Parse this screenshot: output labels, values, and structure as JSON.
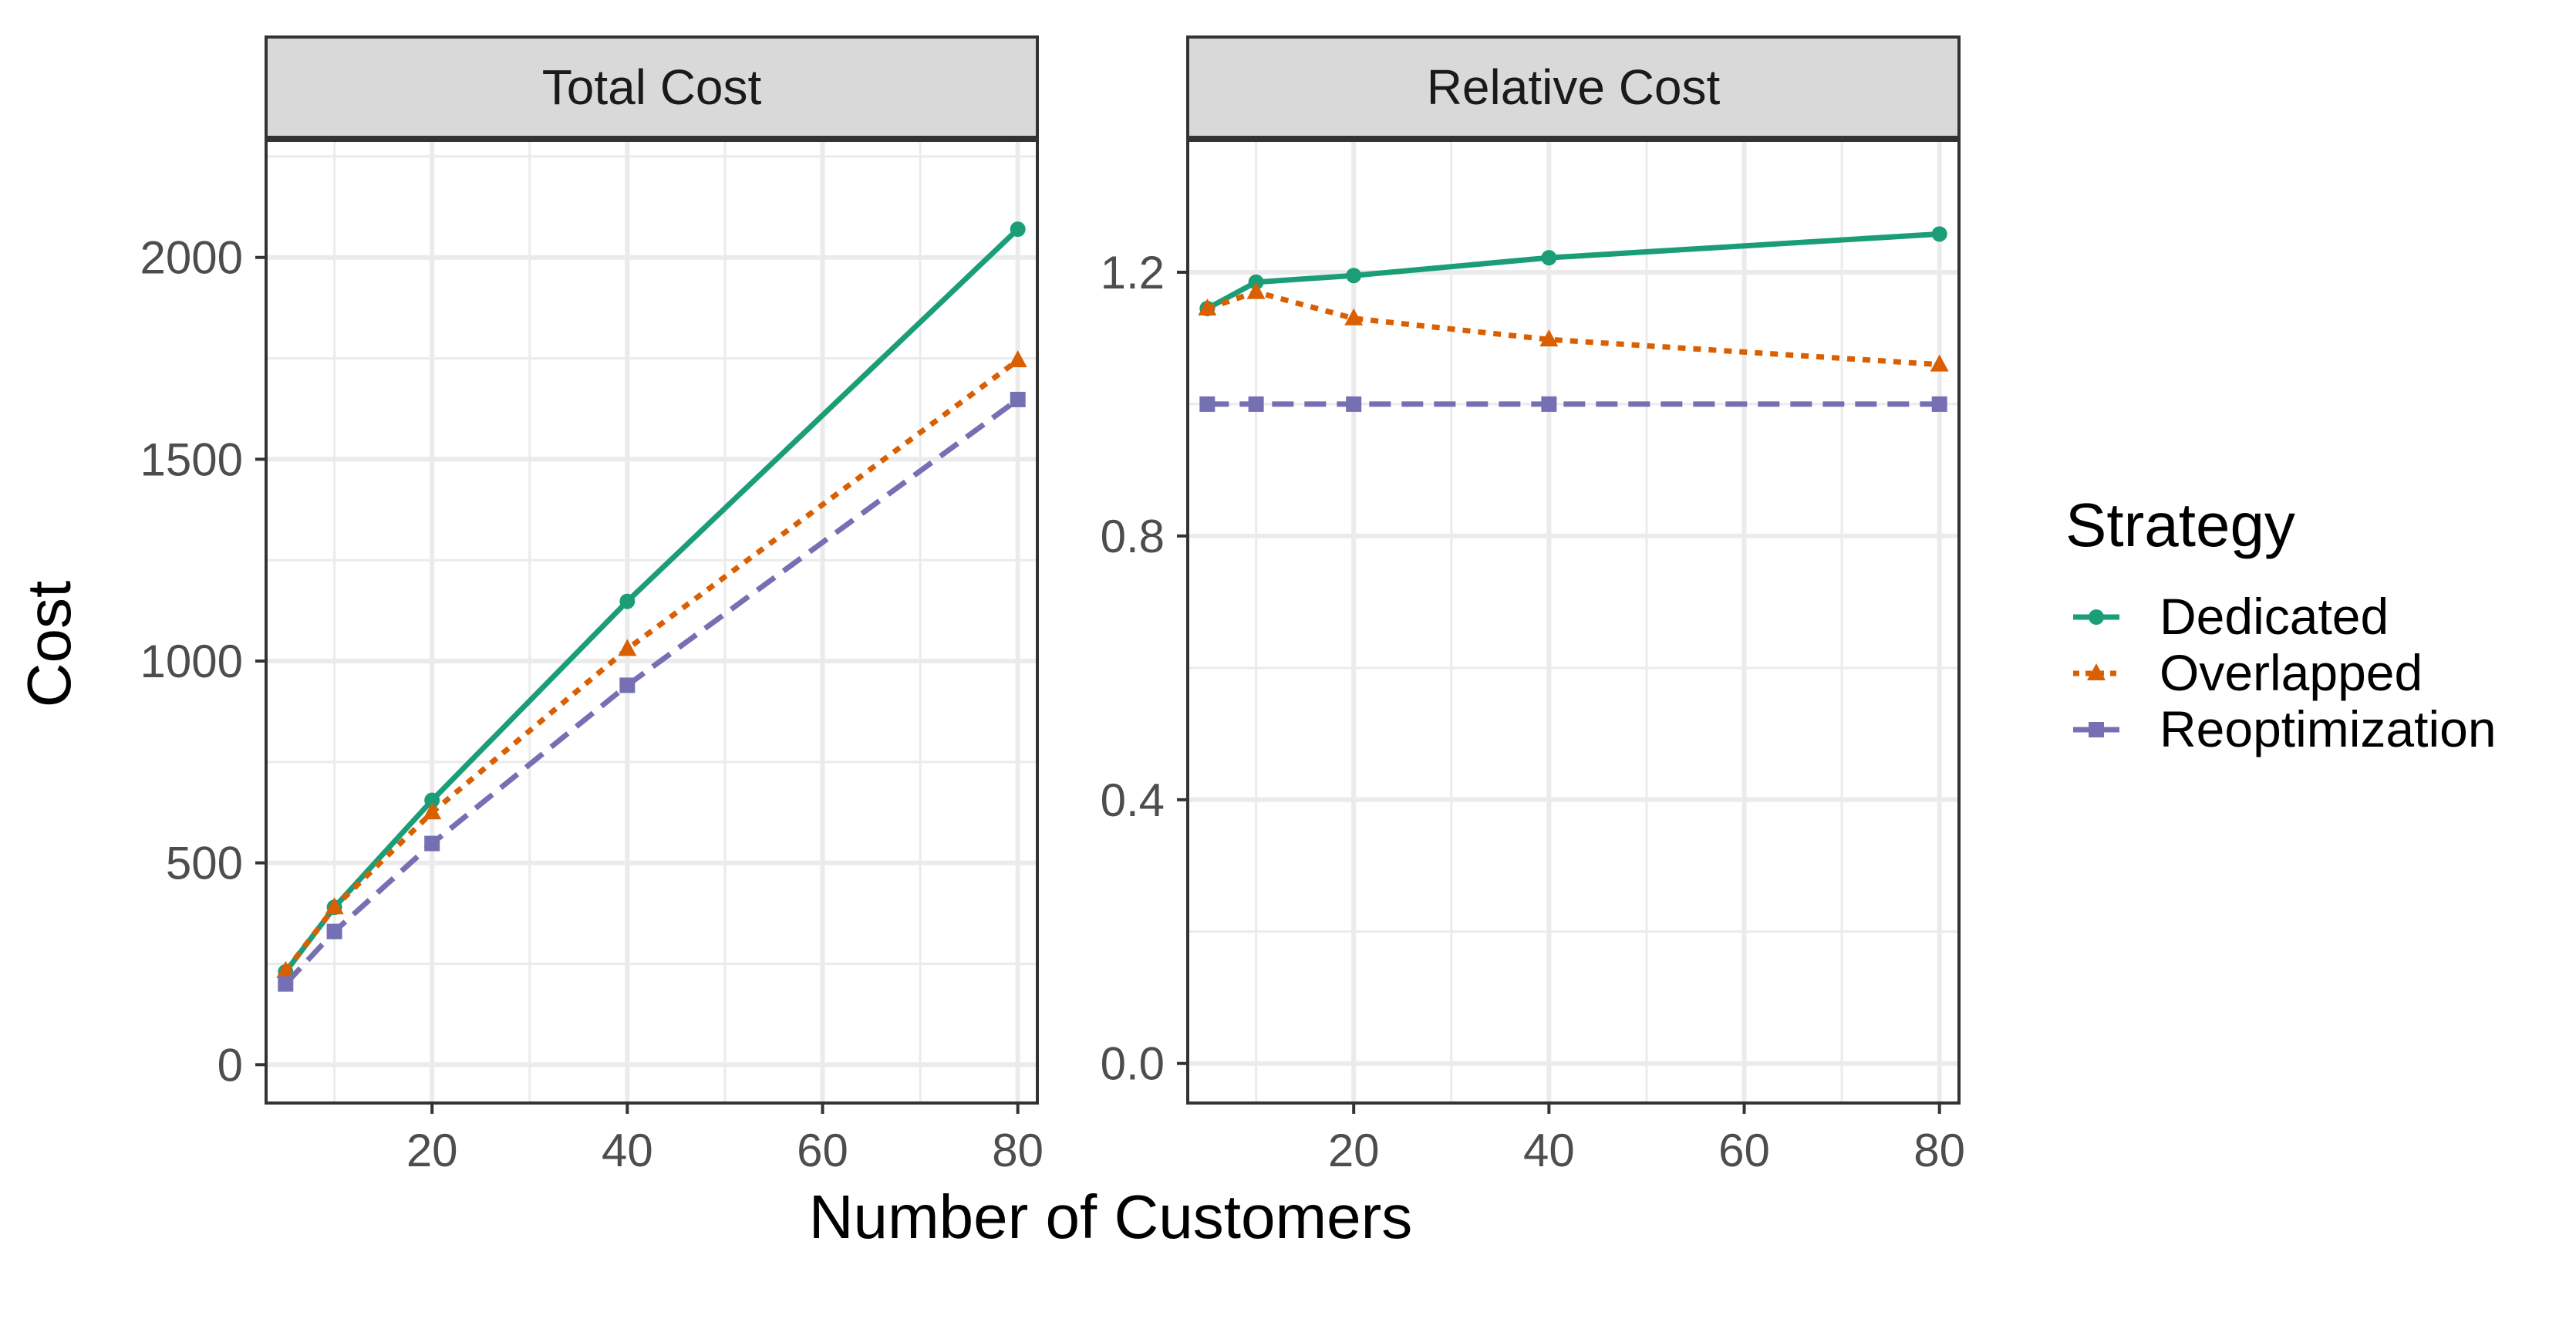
{
  "figure": {
    "ylabel": "Cost",
    "xlabel": "Number of Customers",
    "legend_title": "Strategy",
    "legend_position": "right"
  },
  "colors": {
    "Dedicated": "#1b9e77",
    "Overlapped": "#d95f02",
    "Reoptimization": "#7570b3",
    "strip_fill": "#d9d9d9",
    "grid": "#ebebeb",
    "text": "#4d4d4d"
  },
  "chart_data": [
    {
      "type": "line",
      "title": "Total Cost",
      "x": [
        5,
        10,
        20,
        40,
        80
      ],
      "xlim": [
        3,
        82
      ],
      "ylim": [
        -95,
        2290
      ],
      "xticks": [
        20,
        40,
        60,
        80
      ],
      "yticks": [
        0,
        500,
        1000,
        1500,
        2000
      ],
      "tick_labels_x": [
        "20",
        "40",
        "60",
        "80"
      ],
      "tick_labels_y": [
        "0",
        "500",
        "1000",
        "1500",
        "2000"
      ],
      "grid": true,
      "series": [
        {
          "name": "Dedicated",
          "marker": "circle",
          "linestyle": "solid",
          "values": [
            230,
            390,
            655,
            1148,
            2070
          ]
        },
        {
          "name": "Overlapped",
          "marker": "triangle",
          "linestyle": "dotted",
          "values": [
            232,
            390,
            625,
            1030,
            1745
          ]
        },
        {
          "name": "Reoptimization",
          "marker": "square",
          "linestyle": "dashed",
          "values": [
            200,
            330,
            548,
            940,
            1648
          ]
        }
      ]
    },
    {
      "type": "line",
      "title": "Relative Cost",
      "x": [
        5,
        10,
        20,
        40,
        80
      ],
      "xlim": [
        3,
        82
      ],
      "ylim": [
        -0.06,
        1.4
      ],
      "xticks": [
        20,
        40,
        60,
        80
      ],
      "yticks": [
        0.0,
        0.4,
        0.8,
        1.2
      ],
      "tick_labels_x": [
        "20",
        "40",
        "60",
        "80"
      ],
      "tick_labels_y": [
        "0.0",
        "0.4",
        "0.8",
        "1.2"
      ],
      "grid": true,
      "series": [
        {
          "name": "Dedicated",
          "marker": "circle",
          "linestyle": "solid",
          "values": [
            1.145,
            1.185,
            1.195,
            1.222,
            1.258
          ]
        },
        {
          "name": "Overlapped",
          "marker": "triangle",
          "linestyle": "dotted",
          "values": [
            1.145,
            1.17,
            1.13,
            1.098,
            1.06
          ]
        },
        {
          "name": "Reoptimization",
          "marker": "square",
          "linestyle": "dashed",
          "values": [
            1.0,
            1.0,
            1.0,
            1.0,
            1.0
          ]
        }
      ]
    }
  ]
}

* * *

### STATED GOAL
Repeat each record exactly, with the pictures left out.

### EXERCISE SOLUTION
Parse this screenshot: output labels, values, and structure as JSON.
{
  "figure": {
    "ylabel": "Cost",
    "xlabel": "Number of Customers",
    "legend_title": "Strategy",
    "legend_position": "right"
  },
  "colors": {
    "Dedicated": "#1b9e77",
    "Overlapped": "#d95f02",
    "Reoptimization": "#7570b3",
    "strip_fill": "#d9d9d9",
    "grid": "#ebebeb",
    "text": "#4d4d4d"
  },
  "chart_data": [
    {
      "type": "line",
      "title": "Total Cost",
      "x": [
        5,
        10,
        20,
        40,
        80
      ],
      "xlim": [
        3,
        82
      ],
      "ylim": [
        -95,
        2290
      ],
      "xticks": [
        20,
        40,
        60,
        80
      ],
      "yticks": [
        0,
        500,
        1000,
        1500,
        2000
      ],
      "tick_labels_x": [
        "20",
        "40",
        "60",
        "80"
      ],
      "tick_labels_y": [
        "0",
        "500",
        "1000",
        "1500",
        "2000"
      ],
      "grid": true,
      "series": [
        {
          "name": "Dedicated",
          "marker": "circle",
          "linestyle": "solid",
          "values": [
            230,
            390,
            655,
            1148,
            2070
          ]
        },
        {
          "name": "Overlapped",
          "marker": "triangle",
          "linestyle": "dotted",
          "values": [
            232,
            390,
            625,
            1030,
            1745
          ]
        },
        {
          "name": "Reoptimization",
          "marker": "square",
          "linestyle": "dashed",
          "values": [
            200,
            330,
            548,
            940,
            1648
          ]
        }
      ]
    },
    {
      "type": "line",
      "title": "Relative Cost",
      "x": [
        5,
        10,
        20,
        40,
        80
      ],
      "xlim": [
        3,
        82
      ],
      "ylim": [
        -0.06,
        1.4
      ],
      "xticks": [
        20,
        40,
        60,
        80
      ],
      "yticks": [
        0.0,
        0.4,
        0.8,
        1.2
      ],
      "tick_labels_x": [
        "20",
        "40",
        "60",
        "80"
      ],
      "tick_labels_y": [
        "0.0",
        "0.4",
        "0.8",
        "1.2"
      ],
      "grid": true,
      "series": [
        {
          "name": "Dedicated",
          "marker": "circle",
          "linestyle": "solid",
          "values": [
            1.145,
            1.185,
            1.195,
            1.222,
            1.258
          ]
        },
        {
          "name": "Overlapped",
          "marker": "triangle",
          "linestyle": "dotted",
          "values": [
            1.145,
            1.17,
            1.13,
            1.098,
            1.06
          ]
        },
        {
          "name": "Reoptimization",
          "marker": "square",
          "linestyle": "dashed",
          "values": [
            1.0,
            1.0,
            1.0,
            1.0,
            1.0
          ]
        }
      ]
    }
  ]
}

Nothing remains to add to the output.